EXERCISE AIM - Search the material for "Admin" and show all lines that contain it.

DATA SHOWN -
[BEGIN]

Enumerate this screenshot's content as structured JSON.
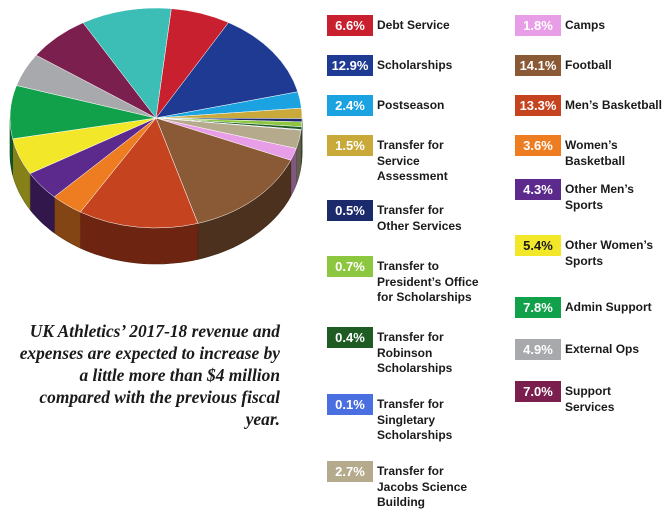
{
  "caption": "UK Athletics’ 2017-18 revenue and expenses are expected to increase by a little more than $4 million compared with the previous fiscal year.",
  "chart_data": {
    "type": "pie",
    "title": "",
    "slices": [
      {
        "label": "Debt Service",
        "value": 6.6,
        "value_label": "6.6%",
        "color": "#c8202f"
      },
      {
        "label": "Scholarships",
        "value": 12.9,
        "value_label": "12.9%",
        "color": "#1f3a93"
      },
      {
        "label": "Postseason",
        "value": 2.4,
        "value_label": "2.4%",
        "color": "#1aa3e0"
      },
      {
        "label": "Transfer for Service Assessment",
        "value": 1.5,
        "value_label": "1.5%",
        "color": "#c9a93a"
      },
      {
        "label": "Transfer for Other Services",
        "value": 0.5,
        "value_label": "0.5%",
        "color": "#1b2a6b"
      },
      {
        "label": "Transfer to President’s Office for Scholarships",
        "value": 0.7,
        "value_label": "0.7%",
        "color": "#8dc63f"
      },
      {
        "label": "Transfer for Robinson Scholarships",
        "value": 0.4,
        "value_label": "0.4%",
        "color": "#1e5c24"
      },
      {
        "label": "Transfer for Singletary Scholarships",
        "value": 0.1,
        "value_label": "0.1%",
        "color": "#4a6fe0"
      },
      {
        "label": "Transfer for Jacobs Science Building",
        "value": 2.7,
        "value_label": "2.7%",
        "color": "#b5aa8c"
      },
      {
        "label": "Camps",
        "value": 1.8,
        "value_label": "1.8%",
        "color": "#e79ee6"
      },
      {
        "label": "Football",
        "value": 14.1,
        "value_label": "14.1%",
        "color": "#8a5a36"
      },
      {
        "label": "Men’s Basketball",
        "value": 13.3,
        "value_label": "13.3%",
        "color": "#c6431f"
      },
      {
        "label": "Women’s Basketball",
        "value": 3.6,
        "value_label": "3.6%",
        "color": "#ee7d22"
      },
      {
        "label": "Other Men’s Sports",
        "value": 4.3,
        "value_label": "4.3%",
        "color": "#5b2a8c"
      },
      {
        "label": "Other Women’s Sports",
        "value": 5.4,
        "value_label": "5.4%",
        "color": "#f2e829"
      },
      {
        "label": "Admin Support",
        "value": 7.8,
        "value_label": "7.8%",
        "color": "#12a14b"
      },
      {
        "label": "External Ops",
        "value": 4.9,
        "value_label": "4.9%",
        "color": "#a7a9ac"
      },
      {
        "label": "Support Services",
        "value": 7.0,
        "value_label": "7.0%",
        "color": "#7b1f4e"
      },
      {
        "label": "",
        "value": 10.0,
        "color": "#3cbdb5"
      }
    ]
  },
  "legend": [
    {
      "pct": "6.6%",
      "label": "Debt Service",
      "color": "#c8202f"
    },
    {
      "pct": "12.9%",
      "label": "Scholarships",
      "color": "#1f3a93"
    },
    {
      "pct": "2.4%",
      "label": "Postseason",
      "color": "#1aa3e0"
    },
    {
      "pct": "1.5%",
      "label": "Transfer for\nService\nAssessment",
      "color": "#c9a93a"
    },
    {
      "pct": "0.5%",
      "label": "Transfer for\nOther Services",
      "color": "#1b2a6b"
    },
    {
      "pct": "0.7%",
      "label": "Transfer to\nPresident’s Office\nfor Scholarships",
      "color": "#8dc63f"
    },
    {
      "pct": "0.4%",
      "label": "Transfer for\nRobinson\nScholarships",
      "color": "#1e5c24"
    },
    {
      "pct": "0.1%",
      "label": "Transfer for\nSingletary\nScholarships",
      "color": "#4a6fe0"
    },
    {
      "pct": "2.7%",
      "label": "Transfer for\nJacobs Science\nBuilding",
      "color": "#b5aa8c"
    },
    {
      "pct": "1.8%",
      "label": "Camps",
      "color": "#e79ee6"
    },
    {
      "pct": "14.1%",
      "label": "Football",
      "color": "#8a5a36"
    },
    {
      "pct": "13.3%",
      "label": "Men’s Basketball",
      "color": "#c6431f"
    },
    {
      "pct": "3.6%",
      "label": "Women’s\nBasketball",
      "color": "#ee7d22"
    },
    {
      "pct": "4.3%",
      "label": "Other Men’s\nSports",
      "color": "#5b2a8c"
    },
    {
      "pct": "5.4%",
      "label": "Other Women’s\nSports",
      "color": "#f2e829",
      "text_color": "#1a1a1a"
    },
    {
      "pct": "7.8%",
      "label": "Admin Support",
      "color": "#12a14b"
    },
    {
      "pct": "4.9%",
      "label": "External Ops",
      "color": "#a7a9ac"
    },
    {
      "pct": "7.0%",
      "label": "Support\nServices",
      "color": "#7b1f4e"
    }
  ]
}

[END]
[BEGIN]

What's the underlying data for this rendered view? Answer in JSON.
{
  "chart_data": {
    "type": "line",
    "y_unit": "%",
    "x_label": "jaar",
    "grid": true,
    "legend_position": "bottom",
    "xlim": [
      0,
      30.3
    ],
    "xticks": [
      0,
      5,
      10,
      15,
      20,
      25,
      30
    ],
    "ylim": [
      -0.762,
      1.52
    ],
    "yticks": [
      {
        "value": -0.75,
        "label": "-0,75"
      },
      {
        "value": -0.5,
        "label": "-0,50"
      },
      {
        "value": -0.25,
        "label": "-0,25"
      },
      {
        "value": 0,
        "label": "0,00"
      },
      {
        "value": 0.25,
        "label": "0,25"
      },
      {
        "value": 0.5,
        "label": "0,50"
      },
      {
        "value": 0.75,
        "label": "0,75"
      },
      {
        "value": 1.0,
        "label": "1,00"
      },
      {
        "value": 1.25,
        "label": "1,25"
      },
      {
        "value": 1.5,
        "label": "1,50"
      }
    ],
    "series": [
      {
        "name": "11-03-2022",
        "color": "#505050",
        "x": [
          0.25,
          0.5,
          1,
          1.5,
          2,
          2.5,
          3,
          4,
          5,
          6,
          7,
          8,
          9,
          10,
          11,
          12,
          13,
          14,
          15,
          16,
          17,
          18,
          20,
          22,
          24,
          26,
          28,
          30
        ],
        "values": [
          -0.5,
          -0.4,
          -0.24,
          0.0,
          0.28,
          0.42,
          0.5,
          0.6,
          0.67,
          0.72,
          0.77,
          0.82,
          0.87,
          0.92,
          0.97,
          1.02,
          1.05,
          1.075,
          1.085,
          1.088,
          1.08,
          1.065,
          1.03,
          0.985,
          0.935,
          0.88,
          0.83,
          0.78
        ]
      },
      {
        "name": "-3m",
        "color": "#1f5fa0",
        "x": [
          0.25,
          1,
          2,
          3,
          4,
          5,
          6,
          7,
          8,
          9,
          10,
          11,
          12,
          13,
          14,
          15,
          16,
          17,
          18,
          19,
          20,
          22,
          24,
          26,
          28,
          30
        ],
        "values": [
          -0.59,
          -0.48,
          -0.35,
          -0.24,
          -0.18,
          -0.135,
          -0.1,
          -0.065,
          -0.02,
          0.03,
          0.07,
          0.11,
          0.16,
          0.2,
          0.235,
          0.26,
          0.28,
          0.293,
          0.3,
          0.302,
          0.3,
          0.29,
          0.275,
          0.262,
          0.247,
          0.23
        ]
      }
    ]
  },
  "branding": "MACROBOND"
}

[END]

EXPECTED ANSWER -
        "label": "Admin Support",
      "label": "Admin Support",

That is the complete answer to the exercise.